## begin
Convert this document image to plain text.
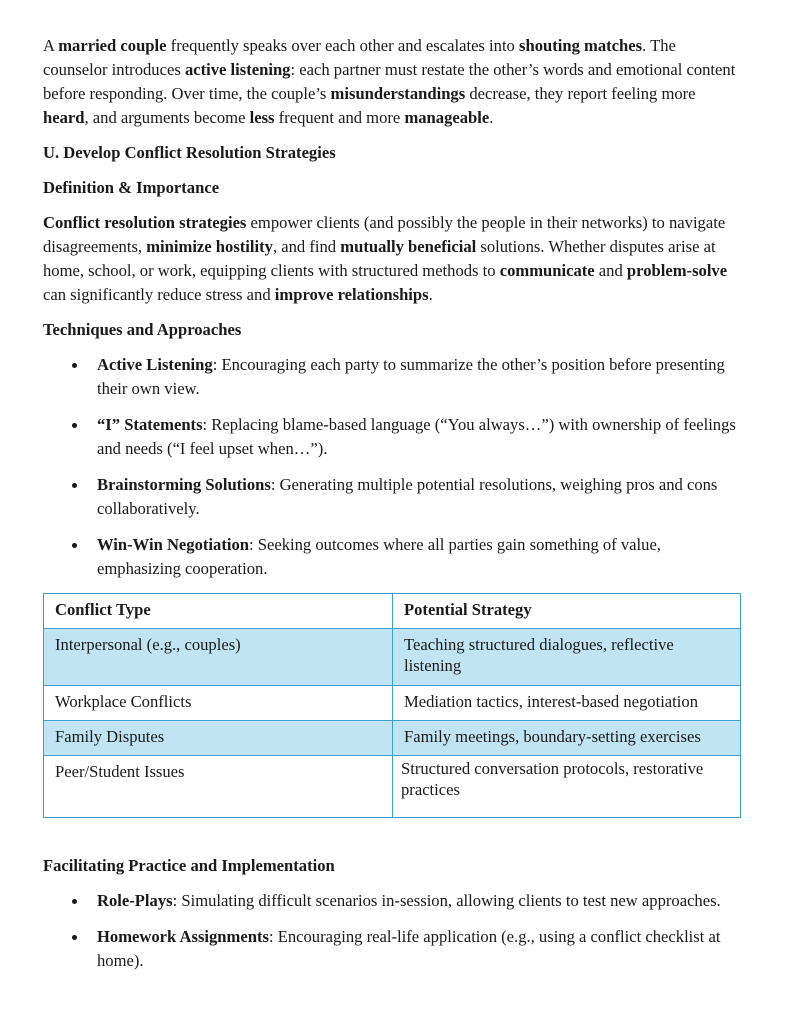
A married couple frequently speaks over each other and escalates into shouting matches. The counselor introduces active listening: each partner must restate the other’s words and emotional content before responding. Over time, the couple’s misunderstandings decrease, they report feeling more heard, and arguments become less frequent and more manageable.

U. Develop Conflict Resolution Strategies

Definition & Importance

Conflict resolution strategies empower clients (and possibly the people in their networks) to navigate disagreements, minimize hostility, and find mutually beneficial solutions. Whether disputes arise at home, school, or work, equipping clients with structured methods to communicate and problem-solve can significantly reduce stress and improve relationships.

Techniques and Approaches

Active Listening: Encouraging each party to summarize the other’s position before presenting their own view.
“I” Statements: Replacing blame-based language (“You always…”) with ownership of feelings and needs (“I feel upset when…”).
Brainstorming Solutions: Generating multiple potential resolutions, weighing pros and cons collaboratively.
Win-Win Negotiation: Seeking outcomes where all parties gain something of value, emphasizing cooperation.
Conflict Type	Potential Strategy
Interpersonal (e.g., couples)	Teaching structured dialogues, reflective listening
Workplace Conflicts	Mediation tactics, interest-based negotiation
Family Disputes	Family meetings, boundary-setting exercises
Peer/Student Issues	Structured conversation protocols, restorative practices

Facilitating Practice and Implementation

Role-Plays: Simulating difficult scenarios in-session, allowing clients to test new approaches.
Homework Assignments: Encouraging real-life application (e.g., using a conflict checklist at home).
## end
[WRITTEN TASK]
Pick out the lines above containing the word "based", then copy them.

[THE SOLUTION]
“I” Statements: Replacing blame-based language (“You always…”) with ownership of feelings and needs (“I feel upset when…”).
Workplace Conflicts	Mediation tactics, interest-based negotiation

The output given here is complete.